:: Required work ::
Spot every line with the word "name" and return it.

:: Stored records ::

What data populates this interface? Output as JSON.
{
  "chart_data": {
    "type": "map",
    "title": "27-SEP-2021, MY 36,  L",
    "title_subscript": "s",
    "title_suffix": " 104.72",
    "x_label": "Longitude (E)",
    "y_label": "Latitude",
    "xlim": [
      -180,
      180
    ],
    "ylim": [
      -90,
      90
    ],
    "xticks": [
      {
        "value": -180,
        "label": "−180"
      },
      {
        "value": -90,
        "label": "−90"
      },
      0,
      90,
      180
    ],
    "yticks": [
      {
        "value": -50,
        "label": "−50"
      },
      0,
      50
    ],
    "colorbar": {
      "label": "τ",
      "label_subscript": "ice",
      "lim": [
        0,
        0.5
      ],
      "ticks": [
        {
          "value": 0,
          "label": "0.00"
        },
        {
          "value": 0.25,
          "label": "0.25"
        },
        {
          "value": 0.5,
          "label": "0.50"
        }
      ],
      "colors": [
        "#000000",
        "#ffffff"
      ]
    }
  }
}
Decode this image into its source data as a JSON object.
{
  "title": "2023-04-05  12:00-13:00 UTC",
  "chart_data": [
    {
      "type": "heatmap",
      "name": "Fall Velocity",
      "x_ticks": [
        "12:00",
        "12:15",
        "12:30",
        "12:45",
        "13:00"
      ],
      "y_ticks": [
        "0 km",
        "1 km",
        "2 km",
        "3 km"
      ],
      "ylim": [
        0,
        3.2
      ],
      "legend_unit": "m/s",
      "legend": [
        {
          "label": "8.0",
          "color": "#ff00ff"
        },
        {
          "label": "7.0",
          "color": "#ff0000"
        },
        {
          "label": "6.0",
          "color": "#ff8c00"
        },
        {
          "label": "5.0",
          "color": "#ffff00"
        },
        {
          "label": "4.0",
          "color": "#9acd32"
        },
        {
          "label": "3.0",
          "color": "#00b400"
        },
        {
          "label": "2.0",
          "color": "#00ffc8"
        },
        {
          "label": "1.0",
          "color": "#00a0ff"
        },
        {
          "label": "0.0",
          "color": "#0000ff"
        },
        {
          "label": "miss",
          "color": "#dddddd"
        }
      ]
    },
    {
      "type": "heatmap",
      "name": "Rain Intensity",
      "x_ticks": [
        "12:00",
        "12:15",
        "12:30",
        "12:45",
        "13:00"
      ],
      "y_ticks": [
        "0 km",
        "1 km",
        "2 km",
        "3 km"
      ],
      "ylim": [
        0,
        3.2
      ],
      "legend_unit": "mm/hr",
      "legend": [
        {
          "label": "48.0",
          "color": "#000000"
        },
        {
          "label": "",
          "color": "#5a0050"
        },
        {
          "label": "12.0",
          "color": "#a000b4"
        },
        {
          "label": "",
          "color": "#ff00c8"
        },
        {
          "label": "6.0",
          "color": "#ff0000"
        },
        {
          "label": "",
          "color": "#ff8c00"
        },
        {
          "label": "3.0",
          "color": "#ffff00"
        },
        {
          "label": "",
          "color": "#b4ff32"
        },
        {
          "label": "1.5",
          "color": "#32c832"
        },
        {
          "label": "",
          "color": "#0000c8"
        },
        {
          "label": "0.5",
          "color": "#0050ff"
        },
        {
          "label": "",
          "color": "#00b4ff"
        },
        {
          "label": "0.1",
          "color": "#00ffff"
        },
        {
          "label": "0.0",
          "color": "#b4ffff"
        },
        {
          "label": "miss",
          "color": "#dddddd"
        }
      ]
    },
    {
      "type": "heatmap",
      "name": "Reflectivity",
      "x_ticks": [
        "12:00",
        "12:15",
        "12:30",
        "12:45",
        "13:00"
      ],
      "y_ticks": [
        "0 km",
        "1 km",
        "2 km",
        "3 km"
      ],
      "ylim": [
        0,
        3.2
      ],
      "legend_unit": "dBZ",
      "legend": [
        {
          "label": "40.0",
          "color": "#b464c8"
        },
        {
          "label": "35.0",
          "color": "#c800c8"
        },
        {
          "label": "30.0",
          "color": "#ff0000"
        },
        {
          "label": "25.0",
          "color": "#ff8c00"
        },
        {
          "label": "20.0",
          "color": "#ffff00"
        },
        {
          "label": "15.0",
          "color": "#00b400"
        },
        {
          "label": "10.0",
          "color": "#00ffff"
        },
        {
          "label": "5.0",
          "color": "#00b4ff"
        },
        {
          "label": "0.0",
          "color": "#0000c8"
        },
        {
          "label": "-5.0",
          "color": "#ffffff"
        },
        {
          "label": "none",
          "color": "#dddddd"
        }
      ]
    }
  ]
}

:: Full output ::
      "name": "Fall Velocity",
      "name": "Rain Intensity",
      "name": "Reflectivity",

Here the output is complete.